*Requirement*.
Take the line containing "Read out every word on this page." and all lines after it to the end of the records, and output them exactly.

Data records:
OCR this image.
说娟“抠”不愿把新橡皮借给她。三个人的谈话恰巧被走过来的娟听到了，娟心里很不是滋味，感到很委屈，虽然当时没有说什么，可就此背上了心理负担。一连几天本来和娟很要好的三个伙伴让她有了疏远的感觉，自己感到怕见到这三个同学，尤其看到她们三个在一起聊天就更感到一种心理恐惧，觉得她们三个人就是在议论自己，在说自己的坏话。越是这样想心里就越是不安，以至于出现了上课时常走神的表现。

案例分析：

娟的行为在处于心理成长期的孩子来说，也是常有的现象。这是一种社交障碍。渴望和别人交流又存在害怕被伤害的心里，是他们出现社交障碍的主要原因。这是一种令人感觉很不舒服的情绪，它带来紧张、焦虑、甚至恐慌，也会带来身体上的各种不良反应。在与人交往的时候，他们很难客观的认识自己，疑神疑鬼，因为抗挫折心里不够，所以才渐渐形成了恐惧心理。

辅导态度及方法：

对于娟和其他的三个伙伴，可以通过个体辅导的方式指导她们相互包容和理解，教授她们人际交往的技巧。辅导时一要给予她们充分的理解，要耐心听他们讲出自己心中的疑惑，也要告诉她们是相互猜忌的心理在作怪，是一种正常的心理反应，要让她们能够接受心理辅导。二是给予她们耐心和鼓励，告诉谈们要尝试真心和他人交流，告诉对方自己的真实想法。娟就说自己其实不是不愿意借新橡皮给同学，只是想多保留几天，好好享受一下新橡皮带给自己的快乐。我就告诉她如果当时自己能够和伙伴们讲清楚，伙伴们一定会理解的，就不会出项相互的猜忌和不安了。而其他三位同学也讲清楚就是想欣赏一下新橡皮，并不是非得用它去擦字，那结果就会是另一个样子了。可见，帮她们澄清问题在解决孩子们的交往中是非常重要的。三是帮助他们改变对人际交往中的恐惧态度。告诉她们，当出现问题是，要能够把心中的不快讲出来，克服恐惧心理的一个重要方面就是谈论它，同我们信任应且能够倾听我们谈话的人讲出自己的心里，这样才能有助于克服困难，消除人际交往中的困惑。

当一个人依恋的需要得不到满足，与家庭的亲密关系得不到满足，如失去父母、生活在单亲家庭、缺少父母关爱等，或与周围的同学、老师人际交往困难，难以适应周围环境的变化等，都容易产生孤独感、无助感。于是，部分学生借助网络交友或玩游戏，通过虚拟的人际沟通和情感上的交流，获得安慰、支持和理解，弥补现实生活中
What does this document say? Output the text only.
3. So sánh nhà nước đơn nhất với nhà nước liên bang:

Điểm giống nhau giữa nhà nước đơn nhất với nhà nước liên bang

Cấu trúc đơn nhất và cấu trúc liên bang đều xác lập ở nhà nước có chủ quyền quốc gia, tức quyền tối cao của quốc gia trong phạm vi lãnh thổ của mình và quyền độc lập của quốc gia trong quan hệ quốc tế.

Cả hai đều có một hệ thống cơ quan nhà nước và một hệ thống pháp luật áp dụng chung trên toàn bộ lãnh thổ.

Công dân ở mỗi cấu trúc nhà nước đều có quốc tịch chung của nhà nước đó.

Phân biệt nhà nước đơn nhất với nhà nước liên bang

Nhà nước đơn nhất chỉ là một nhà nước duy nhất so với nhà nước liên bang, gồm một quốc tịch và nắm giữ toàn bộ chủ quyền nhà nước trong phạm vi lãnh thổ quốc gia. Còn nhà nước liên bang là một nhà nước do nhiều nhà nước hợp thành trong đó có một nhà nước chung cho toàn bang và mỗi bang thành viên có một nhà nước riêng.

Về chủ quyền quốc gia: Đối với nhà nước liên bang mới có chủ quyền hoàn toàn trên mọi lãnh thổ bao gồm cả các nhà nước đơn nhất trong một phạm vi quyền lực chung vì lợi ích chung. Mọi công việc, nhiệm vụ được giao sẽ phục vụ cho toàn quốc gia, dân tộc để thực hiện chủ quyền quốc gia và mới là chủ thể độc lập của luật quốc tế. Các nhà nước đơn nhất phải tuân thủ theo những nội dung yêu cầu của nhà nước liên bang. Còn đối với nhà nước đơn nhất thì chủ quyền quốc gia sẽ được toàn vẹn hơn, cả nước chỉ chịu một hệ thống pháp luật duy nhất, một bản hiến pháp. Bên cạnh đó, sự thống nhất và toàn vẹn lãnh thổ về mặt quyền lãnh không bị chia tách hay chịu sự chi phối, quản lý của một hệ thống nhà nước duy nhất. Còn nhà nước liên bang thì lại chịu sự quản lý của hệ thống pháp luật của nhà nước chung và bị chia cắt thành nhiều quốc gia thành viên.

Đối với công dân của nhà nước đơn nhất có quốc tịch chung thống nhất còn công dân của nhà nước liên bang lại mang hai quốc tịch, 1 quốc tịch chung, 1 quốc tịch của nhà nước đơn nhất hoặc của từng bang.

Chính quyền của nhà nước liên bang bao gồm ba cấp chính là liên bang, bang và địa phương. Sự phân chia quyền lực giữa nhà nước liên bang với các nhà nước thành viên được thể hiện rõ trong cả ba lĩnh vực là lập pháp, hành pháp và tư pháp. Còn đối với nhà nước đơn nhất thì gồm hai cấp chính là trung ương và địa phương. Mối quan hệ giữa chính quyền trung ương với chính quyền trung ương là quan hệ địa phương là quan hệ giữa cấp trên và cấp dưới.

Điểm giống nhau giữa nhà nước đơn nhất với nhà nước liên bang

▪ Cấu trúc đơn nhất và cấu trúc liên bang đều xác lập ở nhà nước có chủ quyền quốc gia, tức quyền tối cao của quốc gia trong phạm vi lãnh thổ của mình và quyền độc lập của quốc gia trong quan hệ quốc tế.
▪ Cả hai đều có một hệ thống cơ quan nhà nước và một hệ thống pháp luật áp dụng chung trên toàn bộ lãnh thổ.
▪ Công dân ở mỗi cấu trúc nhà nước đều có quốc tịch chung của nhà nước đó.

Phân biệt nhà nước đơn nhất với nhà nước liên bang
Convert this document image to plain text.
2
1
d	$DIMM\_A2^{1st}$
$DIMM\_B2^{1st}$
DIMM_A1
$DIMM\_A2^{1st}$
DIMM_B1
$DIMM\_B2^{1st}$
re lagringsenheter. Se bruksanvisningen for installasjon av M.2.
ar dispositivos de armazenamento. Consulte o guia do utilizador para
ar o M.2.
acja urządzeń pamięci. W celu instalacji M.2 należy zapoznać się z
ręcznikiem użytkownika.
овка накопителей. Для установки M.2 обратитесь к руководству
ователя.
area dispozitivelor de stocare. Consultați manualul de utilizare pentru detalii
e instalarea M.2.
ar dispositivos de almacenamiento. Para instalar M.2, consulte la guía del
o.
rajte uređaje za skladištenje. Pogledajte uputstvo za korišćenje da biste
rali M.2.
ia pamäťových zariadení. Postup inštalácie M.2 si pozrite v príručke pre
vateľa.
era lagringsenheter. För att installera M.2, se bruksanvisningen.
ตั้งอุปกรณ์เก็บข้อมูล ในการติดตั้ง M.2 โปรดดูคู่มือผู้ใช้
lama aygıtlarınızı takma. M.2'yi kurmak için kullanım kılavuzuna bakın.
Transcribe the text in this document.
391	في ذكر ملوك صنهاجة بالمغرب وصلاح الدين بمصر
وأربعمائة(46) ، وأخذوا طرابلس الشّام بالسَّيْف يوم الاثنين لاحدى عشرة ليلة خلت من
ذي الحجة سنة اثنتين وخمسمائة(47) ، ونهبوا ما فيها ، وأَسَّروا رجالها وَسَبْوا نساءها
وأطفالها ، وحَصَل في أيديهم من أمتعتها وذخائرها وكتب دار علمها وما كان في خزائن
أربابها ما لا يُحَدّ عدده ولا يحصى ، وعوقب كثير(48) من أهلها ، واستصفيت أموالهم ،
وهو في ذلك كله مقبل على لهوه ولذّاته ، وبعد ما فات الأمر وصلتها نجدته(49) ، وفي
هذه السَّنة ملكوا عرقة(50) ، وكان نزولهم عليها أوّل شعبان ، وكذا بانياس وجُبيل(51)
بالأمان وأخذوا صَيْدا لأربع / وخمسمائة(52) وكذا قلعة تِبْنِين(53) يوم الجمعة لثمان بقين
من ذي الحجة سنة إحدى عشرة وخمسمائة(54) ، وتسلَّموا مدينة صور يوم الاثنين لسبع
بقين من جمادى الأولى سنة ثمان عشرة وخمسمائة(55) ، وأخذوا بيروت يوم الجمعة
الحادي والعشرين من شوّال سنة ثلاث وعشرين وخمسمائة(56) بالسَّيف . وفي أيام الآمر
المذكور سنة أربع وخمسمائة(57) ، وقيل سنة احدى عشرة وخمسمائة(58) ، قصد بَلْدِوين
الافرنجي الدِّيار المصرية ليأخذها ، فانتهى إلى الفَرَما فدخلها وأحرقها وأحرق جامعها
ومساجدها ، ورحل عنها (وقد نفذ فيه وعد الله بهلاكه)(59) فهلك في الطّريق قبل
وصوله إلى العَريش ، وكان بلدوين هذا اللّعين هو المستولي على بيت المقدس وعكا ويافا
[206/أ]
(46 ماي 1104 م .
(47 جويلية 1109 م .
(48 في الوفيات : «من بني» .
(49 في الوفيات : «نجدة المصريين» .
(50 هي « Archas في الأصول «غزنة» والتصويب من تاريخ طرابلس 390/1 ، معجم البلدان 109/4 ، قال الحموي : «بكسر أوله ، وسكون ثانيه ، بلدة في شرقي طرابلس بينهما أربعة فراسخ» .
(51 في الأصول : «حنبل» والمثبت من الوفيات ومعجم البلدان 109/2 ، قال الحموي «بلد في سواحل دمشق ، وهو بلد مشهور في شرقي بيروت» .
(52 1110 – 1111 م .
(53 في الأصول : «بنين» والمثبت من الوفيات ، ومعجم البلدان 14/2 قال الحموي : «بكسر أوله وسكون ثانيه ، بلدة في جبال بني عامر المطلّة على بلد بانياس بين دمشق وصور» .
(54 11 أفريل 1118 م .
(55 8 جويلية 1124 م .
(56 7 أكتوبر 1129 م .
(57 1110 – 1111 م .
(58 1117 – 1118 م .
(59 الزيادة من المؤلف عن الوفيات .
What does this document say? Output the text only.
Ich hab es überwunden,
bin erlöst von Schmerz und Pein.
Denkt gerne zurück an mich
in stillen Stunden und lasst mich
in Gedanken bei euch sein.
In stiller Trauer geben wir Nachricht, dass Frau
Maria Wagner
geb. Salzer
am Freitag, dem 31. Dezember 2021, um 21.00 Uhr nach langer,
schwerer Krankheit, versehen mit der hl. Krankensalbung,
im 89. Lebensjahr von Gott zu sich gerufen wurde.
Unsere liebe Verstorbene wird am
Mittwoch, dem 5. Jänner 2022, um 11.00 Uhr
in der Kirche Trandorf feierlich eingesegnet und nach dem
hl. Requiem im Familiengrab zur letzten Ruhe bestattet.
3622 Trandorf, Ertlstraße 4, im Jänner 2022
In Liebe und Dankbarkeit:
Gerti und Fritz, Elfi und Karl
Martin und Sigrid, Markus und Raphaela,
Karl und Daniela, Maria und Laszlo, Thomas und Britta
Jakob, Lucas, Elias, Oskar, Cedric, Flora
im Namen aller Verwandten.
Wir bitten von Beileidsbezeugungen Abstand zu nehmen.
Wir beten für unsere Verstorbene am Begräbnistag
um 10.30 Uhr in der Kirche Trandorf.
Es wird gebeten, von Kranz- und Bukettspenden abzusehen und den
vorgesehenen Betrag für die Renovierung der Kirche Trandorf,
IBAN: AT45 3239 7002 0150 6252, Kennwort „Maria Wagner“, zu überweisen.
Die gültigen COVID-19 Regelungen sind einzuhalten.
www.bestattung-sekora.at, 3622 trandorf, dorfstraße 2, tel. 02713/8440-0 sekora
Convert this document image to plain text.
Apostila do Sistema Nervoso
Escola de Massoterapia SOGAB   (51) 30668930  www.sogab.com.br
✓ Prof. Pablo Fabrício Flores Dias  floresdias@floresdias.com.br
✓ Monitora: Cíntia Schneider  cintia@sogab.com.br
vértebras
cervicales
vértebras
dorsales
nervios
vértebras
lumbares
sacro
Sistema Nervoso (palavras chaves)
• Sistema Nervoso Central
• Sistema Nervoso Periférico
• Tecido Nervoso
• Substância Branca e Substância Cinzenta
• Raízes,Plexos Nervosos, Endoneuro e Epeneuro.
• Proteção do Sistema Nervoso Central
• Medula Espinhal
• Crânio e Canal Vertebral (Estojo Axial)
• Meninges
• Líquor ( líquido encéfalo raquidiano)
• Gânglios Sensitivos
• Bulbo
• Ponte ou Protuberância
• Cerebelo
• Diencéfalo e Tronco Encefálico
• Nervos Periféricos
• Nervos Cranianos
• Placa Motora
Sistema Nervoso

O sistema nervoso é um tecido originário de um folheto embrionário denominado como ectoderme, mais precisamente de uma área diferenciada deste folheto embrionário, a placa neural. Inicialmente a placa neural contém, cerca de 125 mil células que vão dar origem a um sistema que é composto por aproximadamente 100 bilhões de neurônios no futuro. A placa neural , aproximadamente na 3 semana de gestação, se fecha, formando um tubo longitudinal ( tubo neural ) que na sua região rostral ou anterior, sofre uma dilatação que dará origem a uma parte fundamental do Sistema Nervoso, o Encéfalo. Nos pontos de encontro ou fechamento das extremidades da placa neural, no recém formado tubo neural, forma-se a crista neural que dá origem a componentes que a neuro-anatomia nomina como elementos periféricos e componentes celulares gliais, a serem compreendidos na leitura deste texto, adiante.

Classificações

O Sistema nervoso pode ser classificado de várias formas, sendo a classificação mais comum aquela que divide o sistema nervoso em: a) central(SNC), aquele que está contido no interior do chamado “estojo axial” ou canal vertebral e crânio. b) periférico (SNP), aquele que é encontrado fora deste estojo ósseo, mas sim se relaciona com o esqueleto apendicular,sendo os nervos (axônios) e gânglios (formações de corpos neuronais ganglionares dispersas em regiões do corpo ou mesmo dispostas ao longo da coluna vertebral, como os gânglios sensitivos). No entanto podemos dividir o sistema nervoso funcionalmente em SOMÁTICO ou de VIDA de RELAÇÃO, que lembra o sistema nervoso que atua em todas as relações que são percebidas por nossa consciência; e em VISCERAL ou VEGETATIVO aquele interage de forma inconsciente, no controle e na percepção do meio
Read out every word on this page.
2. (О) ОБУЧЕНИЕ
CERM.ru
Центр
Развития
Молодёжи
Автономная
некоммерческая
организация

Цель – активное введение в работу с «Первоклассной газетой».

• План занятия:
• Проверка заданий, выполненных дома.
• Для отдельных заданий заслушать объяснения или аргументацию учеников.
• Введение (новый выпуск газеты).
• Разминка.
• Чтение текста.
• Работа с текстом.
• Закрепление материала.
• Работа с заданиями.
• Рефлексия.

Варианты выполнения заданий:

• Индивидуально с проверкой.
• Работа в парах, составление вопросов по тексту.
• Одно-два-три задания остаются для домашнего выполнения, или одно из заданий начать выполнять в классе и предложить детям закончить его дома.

*Final answer*.
Read out every word on this page.
2. (О) ОБУЧЕНИЕ
CERM.ru
Центр
Развития
Молодёжи
Автономная
некоммерческая
организация

Цель – активное введение в работу с «Первоклассной газетой».

• План занятия:
• Проверка заданий, выполненных дома.
• Для отдельных заданий заслушать объяснения или аргументацию учеников.
• Введение (новый выпуск газеты).
• Разминка.
• Чтение текста.
• Работа с текстом.
• Закрепление материала.
• Работа с заданиями.
• Рефлексия.

Варианты выполнения заданий:

• Индивидуально с проверкой.
• Работа в парах, составление вопросов по тексту.
• Одно-два-три задания остаются для домашнего выполнения, или одно из заданий начать выполнять в классе и предложить детям закончить его дома.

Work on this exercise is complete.